- [What is required] Without the images, write out the whole listing exactly.

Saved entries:

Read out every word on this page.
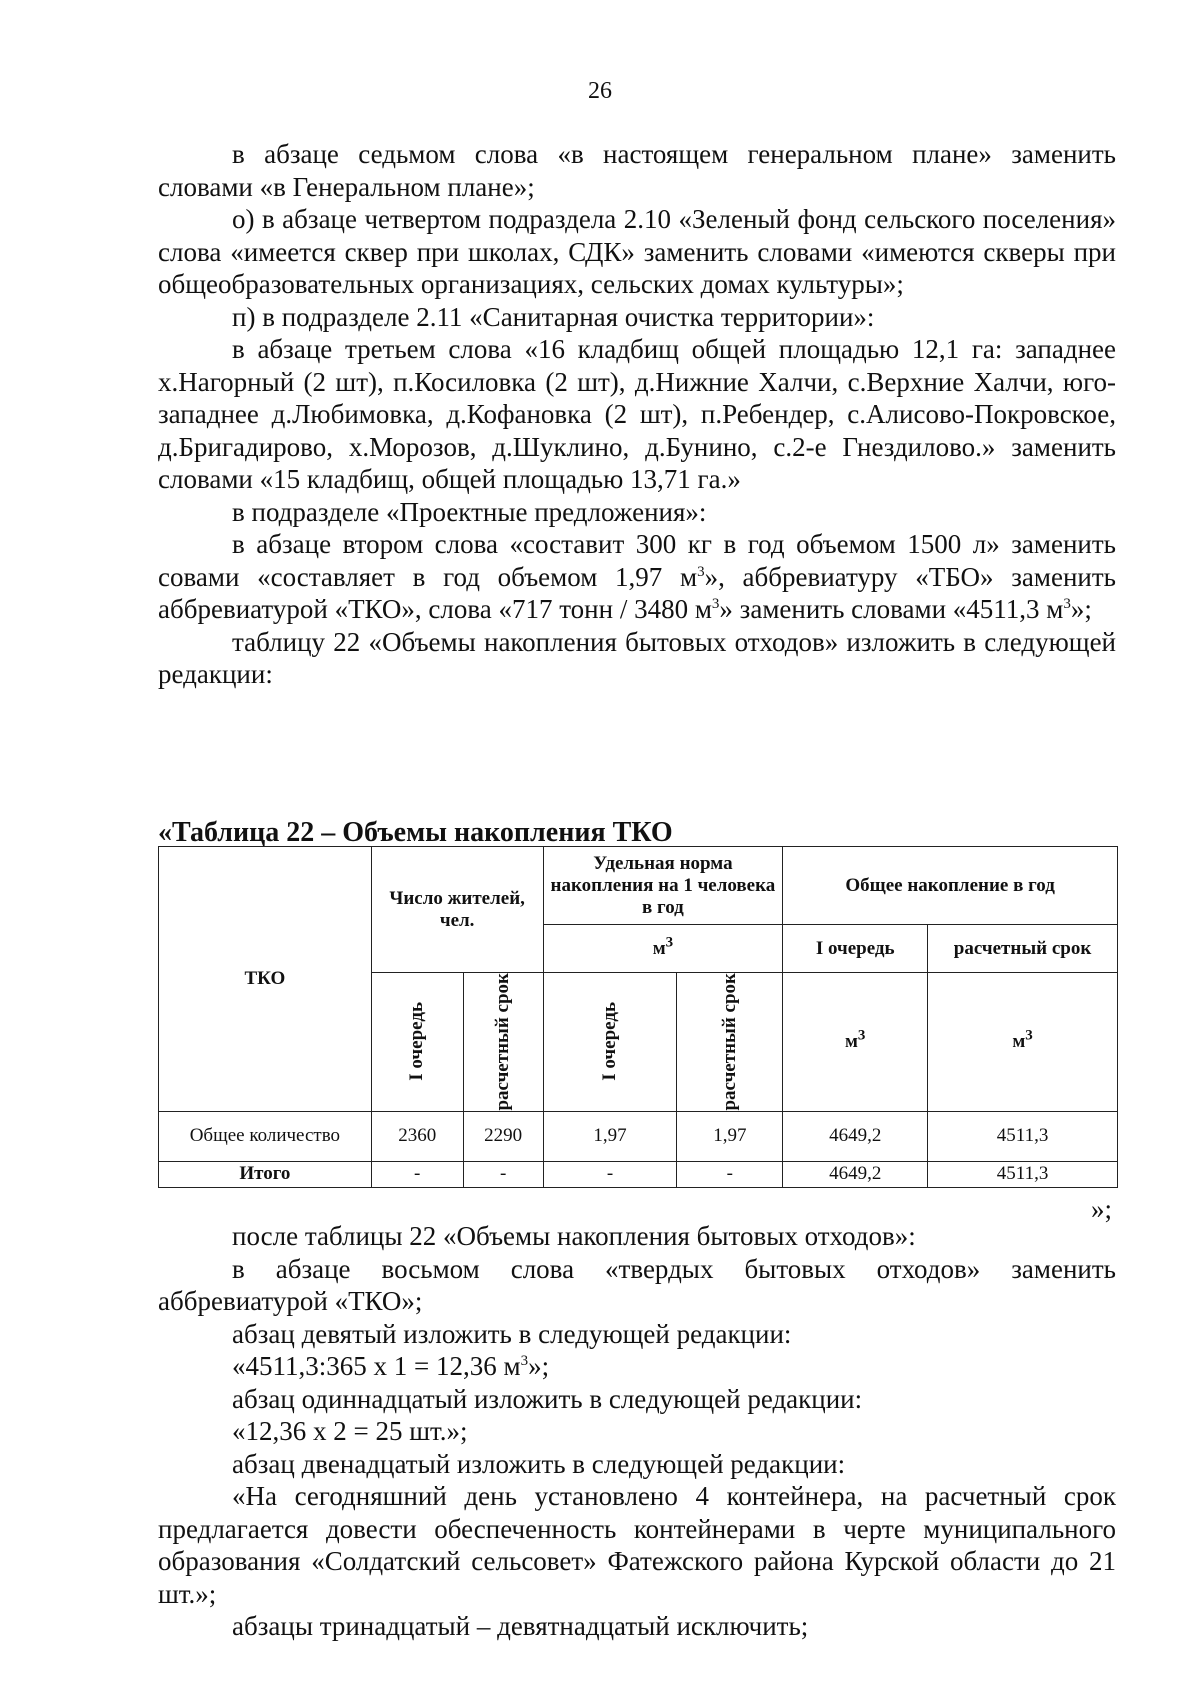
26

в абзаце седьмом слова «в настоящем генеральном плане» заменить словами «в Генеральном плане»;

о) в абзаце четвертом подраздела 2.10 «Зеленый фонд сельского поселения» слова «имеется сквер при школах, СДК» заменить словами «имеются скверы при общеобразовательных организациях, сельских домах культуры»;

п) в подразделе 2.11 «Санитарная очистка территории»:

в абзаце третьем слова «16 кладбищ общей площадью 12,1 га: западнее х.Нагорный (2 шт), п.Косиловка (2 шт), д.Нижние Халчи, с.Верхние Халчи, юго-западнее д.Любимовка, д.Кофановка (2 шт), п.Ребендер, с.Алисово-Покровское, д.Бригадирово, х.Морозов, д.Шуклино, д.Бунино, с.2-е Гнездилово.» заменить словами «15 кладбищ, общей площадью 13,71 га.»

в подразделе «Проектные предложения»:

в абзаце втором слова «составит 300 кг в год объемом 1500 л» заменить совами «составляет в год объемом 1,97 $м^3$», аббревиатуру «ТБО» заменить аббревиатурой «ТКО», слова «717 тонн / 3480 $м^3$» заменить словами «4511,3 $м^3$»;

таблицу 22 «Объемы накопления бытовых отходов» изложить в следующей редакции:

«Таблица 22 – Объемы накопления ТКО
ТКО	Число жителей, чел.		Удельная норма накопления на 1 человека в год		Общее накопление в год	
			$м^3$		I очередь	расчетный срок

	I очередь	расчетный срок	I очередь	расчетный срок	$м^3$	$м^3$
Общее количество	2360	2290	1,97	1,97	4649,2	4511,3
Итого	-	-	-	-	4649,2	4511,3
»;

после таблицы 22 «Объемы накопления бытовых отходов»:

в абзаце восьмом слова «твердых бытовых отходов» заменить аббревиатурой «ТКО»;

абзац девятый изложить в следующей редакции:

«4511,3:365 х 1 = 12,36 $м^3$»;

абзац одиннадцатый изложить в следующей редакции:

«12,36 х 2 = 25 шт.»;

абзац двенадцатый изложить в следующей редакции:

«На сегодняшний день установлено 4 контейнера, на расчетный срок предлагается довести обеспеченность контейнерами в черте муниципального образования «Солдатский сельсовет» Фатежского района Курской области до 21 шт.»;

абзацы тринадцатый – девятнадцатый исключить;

- [Correct response]
Read out every word on this page.
26

в абзаце седьмом слова «в настоящем генеральном плане» заменить словами «в Генеральном плане»;

о) в абзаце четвертом подраздела 2.10 «Зеленый фонд сельского поселения» слова «имеется сквер при школах, СДК» заменить словами «имеются скверы при общеобразовательных организациях, сельских домах культуры»;

п) в подразделе 2.11 «Санитарная очистка территории»:

в абзаце третьем слова «16 кладбищ общей площадью 12,1 га: западнее х.Нагорный (2 шт), п.Косиловка (2 шт), д.Нижние Халчи, с.Верхние Халчи, юго-западнее д.Любимовка, д.Кофановка (2 шт), п.Ребендер, с.Алисово-Покровское, д.Бригадирово, х.Морозов, д.Шуклино, д.Бунино, с.2-е Гнездилово.» заменить словами «15 кладбищ, общей площадью 13,71 га.»

в подразделе «Проектные предложения»:

в абзаце втором слова «составит 300 кг в год объемом 1500 л» заменить совами «составляет в год объемом 1,97 $м^3$», аббревиатуру «ТБО» заменить аббревиатурой «ТКО», слова «717 тонн / 3480 $м^3$» заменить словами «4511,3 $м^3$»;

таблицу 22 «Объемы накопления бытовых отходов» изложить в следующей редакции:

«Таблица 22 – Объемы накопления ТКО
ТКО	Число жителей, чел.		Удельная норма накопления на 1 человека в год		Общее накопление в год	
			$м^3$		I очередь	расчетный срок

	I очередь	расчетный срок	I очередь	расчетный срок	$м^3$	$м^3$
Общее количество	2360	2290	1,97	1,97	4649,2	4511,3
Итого	-	-	-	-	4649,2	4511,3
»;

после таблицы 22 «Объемы накопления бытовых отходов»:

в абзаце восьмом слова «твердых бытовых отходов» заменить аббревиатурой «ТКО»;

абзац девятый изложить в следующей редакции:

«4511,3:365 х 1 = 12,36 $м^3$»;

абзац одиннадцатый изложить в следующей редакции:

«12,36 х 2 = 25 шт.»;

абзац двенадцатый изложить в следующей редакции:

«На сегодняшний день установлено 4 контейнера, на расчетный срок предлагается довести обеспеченность контейнерами в черте муниципального образования «Солдатский сельсовет» Фатежского района Курской области до 21 шт.»;

абзацы тринадцатый – девятнадцатый исключить;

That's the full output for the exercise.